■ Written instruction A:
Answer the following questions using the message about the QDF2400 boot failure.
(i) On which systems does the day's -next fail to boot?
(ii) Which call near the end of msm_gpio_init_valid_mask() does the writer believe is turned into __memset?
(iii) What value does gpiochip_alloc_valid_mask() return when the mask cannot be allocated?
■ Written instruction B:
Reproduce the passage of the message about the QDF2400 boot failure between "If noone has" and "needed or not.", inclusive.

On Tue, Jul 30, 2019 at 3:41 PM Mark Brown broonie@kernel.org wrote:
Today's -next fails to boot on QDF2400 systems:
Is this a devicetree or ACPI system? Which devicetree in that case? If it is ACPI I assume one had to look into DSDTs?
But I looked into this!
08:56:36.026587 [ 4.339966] pc : __memset+0x80/0x188 08:56:36.026867 [ 4.343524] lr : msm_gpio_init_valid_mask+0x134/0x1a4
Aha. I think this only worked out of chance before.
What the Qualcomm driver does is exploit that .init_valid_mask() gets called even if .need_valid_mask in gpio_chip is not set to true, and this is why the bug appears in msm_gpio_init_valid_mask(), I'm pretty much sure it is the bitmap_zero(chip->valid_mask, max_gpios); call towards the end of the function that gets turned into: 08:56:36.114798 [ 4.433713] __memset+0x80/0x188
And this causes the crash.
This is then because chip->valid_mask has not been allocated, and that is because .need_valid_mask is not set. This is set like so:
static bool msm_gpio_needs_valid_mask(struct msm_pinctrl *pctrl) { if (pctrl->soc->reserved_gpios) return true;
return device_property_read_u16_array(pctrl->dev, "gpios", NULL, 0) > 0; }
First comes from the driver, second is for ACPI I think. It looks like a bit dangerous way to do it for ACPI, what if an OF pin controller has some "gpios" property? Oh well.
Apparently this only happens on ACPI systems because I tested it myself on a DT system.
Another cause may be this from the call site inside gpiolib:
static int gpiochip_alloc_valid_mask(struct gpio_chip *gc) { if (IS_ENABLED(CONFIG_OF_GPIO)) gc->need_valid_mask = of_gpio_need_valid_mask(gc); if (!gc->need_valid_mask) return 0;
gc->valid_mask = gpiochip_allocate_mask(gc); if (!gc->valid_mask) return -ENOMEM; return 0; }
So if OF and ACPI is activated at the same time (can that happen?) then the OF code will bail out I suppose and this happens when the ACPI side of things try to use the mask it didn't allocate. The ACPI codepath in msm_gpio_init_valid_mask() seems to try to set the mask even if there is zero GPIOs as well... dereferencing the NULL pointer in chip->valid_mask.
Could it be that this is a ACPI system with zero protected GPIOs? It doesn't seem like the code will survive that. It seems written under the assumption that
It's a bit of a mess.
Can some qcom ACPI people take linux-next for a ride and tell me what I should do?
Lee: do you know if linux-next boots fine on your ACPI machine?
Timur/Stephen: any ideas?
If noone has a better idea I guess I just give up and unconditionally set .needs_valid_mask to true because we honestly don't know when it's needed or not.
Yours, Linus Walleij

■ Recorded data:
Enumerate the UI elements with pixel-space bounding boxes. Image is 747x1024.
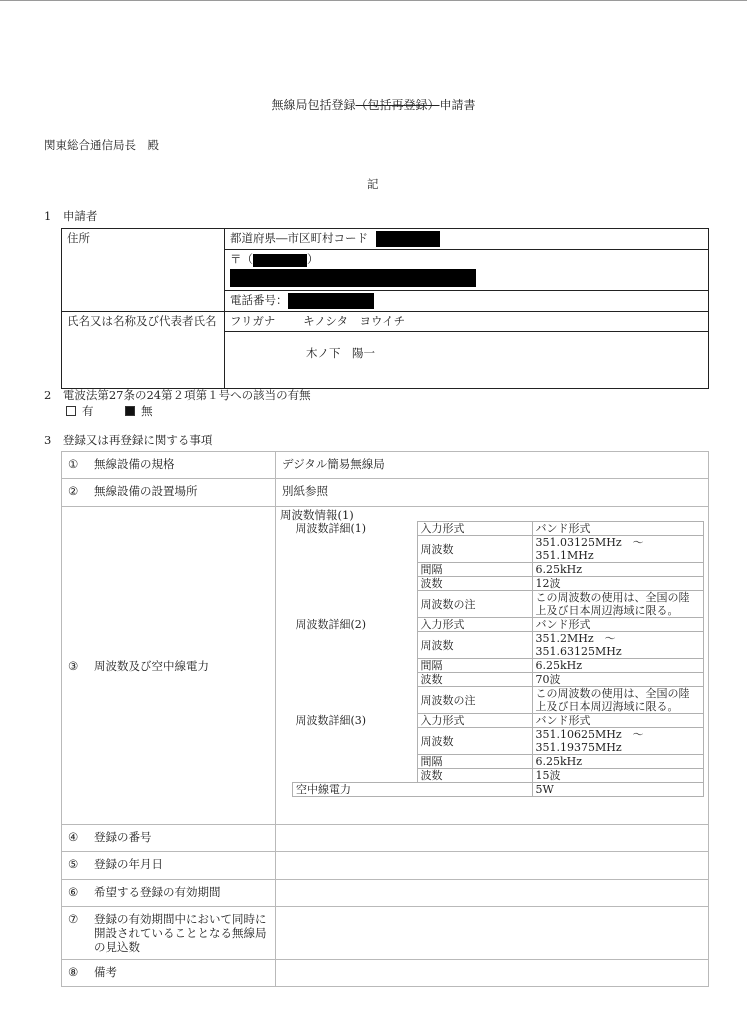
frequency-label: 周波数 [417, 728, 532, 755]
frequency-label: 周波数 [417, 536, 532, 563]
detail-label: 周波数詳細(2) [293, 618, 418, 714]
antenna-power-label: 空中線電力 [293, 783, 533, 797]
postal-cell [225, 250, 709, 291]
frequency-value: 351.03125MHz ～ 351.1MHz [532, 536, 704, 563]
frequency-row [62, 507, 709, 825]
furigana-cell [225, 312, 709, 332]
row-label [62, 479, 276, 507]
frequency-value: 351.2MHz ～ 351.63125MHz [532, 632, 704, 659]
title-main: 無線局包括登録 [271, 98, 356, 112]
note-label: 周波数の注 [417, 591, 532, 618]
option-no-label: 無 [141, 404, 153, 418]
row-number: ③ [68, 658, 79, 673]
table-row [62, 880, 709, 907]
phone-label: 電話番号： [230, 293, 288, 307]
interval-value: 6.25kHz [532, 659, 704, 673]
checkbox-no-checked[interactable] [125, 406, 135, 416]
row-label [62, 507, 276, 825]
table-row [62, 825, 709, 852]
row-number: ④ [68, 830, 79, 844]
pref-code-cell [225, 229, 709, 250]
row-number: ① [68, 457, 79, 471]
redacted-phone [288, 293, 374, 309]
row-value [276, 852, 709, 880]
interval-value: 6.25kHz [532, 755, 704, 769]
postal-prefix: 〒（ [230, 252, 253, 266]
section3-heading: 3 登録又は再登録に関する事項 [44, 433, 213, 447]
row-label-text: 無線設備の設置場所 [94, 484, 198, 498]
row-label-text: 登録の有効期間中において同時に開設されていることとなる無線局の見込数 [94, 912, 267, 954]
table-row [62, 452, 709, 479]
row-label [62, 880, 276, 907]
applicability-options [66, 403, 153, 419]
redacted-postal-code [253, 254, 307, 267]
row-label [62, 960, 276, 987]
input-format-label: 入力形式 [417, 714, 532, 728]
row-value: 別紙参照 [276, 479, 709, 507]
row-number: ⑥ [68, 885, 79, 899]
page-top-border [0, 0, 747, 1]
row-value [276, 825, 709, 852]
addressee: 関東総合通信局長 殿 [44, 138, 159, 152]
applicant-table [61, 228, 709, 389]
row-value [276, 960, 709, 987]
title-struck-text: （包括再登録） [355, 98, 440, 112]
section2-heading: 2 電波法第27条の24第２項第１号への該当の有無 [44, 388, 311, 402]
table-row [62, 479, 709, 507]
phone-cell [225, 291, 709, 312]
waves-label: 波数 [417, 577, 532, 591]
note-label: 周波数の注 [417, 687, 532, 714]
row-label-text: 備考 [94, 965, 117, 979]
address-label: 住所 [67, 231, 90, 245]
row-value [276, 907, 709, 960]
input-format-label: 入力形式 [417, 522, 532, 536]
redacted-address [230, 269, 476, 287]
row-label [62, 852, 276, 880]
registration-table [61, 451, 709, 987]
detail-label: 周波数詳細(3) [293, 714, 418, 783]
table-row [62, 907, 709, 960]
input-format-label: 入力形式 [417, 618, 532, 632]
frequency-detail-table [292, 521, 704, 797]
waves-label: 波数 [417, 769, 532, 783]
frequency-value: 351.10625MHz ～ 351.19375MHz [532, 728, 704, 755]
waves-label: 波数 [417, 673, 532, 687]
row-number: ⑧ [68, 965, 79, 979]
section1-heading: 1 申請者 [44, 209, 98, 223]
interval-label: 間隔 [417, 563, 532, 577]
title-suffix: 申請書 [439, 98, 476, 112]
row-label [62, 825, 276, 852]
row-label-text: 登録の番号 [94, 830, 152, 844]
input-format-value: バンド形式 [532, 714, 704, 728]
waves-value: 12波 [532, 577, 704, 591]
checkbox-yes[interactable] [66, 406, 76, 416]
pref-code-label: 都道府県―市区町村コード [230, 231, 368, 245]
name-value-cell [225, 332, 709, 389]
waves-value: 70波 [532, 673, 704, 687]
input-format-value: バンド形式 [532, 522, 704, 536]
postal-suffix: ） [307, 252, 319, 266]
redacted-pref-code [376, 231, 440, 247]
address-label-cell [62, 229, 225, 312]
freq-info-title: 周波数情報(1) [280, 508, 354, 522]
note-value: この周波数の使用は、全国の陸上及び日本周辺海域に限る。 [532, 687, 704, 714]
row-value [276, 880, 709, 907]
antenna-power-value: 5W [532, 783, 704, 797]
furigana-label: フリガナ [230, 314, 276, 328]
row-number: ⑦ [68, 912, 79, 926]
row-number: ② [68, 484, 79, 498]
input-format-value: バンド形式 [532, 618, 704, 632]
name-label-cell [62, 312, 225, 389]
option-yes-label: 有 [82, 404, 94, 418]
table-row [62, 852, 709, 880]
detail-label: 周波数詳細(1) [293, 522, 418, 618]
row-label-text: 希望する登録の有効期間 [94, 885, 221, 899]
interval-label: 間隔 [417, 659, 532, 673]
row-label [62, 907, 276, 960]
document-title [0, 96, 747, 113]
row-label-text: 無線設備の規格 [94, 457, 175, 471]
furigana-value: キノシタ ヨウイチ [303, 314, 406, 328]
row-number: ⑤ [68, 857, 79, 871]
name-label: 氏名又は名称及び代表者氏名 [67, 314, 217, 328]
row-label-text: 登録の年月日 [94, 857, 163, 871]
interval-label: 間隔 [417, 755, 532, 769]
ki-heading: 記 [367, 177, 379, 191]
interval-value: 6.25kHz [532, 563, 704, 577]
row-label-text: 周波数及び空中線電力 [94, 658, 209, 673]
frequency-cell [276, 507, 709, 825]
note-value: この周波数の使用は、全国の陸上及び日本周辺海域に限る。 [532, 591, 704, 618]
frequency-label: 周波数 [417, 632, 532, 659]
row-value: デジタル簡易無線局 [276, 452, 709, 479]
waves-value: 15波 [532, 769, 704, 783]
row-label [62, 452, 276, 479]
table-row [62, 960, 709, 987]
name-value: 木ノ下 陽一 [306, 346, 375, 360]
==
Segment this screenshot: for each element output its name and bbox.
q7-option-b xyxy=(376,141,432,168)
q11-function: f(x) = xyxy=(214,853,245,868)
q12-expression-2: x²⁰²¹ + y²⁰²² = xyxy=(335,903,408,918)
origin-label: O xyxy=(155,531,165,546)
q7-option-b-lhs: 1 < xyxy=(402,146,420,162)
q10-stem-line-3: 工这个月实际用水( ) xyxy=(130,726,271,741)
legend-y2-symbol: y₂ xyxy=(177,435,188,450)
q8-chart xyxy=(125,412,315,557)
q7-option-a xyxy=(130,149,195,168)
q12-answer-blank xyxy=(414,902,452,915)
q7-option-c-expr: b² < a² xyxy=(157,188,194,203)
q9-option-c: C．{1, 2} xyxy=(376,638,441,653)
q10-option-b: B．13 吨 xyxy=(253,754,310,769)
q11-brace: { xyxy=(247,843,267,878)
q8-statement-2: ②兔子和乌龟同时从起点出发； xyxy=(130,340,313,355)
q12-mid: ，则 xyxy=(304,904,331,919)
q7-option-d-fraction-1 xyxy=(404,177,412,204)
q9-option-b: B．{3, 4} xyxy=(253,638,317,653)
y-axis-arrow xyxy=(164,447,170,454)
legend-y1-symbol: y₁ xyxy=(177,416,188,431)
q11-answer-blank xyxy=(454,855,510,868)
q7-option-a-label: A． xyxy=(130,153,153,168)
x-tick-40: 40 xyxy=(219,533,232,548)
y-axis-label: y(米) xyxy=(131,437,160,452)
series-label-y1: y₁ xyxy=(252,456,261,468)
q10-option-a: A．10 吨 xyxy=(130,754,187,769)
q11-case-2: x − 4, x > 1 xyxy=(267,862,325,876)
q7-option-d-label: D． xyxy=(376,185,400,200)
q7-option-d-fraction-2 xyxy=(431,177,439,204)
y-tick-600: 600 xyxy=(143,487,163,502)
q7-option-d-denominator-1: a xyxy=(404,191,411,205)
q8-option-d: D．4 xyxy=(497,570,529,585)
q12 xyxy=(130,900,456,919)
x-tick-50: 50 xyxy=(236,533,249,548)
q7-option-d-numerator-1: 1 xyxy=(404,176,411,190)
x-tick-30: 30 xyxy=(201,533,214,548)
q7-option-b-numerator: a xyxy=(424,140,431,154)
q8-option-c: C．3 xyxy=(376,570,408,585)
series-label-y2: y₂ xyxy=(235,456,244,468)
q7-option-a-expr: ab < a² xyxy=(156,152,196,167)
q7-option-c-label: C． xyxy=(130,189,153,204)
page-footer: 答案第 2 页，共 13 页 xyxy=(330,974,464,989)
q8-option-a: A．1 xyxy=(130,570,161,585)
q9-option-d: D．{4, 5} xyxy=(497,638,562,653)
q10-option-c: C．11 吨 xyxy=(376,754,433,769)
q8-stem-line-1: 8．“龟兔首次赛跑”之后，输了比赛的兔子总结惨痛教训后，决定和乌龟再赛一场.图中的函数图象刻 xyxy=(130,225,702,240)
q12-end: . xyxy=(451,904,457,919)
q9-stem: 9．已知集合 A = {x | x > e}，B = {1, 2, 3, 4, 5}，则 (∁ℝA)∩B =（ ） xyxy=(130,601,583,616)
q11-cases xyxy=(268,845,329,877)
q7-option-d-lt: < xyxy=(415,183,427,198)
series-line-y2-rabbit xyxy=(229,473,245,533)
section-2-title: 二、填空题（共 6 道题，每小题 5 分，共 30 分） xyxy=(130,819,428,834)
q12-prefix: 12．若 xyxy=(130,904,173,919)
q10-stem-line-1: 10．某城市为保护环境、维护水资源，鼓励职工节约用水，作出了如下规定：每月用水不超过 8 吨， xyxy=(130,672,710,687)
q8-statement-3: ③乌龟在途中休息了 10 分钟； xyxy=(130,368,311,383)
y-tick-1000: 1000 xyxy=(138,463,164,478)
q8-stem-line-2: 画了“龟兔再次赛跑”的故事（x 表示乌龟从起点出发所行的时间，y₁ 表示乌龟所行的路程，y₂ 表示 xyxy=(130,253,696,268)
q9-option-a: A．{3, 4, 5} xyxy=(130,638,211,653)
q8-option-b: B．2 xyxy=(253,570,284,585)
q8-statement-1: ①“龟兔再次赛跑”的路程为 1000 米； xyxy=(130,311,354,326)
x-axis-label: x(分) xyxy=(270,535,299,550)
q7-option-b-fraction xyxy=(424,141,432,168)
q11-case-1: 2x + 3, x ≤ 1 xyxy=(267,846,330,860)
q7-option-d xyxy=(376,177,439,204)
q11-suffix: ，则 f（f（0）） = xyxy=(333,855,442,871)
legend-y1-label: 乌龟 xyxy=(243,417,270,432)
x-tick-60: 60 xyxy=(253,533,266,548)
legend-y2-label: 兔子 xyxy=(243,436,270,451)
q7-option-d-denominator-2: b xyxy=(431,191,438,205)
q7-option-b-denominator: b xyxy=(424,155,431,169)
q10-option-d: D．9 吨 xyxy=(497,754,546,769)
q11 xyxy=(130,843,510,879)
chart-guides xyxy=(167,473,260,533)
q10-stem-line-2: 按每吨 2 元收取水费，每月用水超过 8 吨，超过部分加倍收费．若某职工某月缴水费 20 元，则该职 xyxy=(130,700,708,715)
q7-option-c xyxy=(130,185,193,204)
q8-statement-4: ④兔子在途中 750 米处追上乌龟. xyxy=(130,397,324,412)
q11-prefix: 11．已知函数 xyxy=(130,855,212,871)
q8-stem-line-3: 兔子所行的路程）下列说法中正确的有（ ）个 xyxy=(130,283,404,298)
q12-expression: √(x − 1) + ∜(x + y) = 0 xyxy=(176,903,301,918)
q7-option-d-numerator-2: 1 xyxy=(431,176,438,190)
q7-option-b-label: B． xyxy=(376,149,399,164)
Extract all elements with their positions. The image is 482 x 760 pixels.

■ Full solution A:
(i) QDF2400 systems.
(ii) bitmap_zero(chip->valid_mask, max_gpios);
(iii) -ENOMEM

■ Full solution B:
If noone has a better idea I guess I just give up and unconditionally set .needs_valid_mask to true because we honestly don't know when it's needed or not.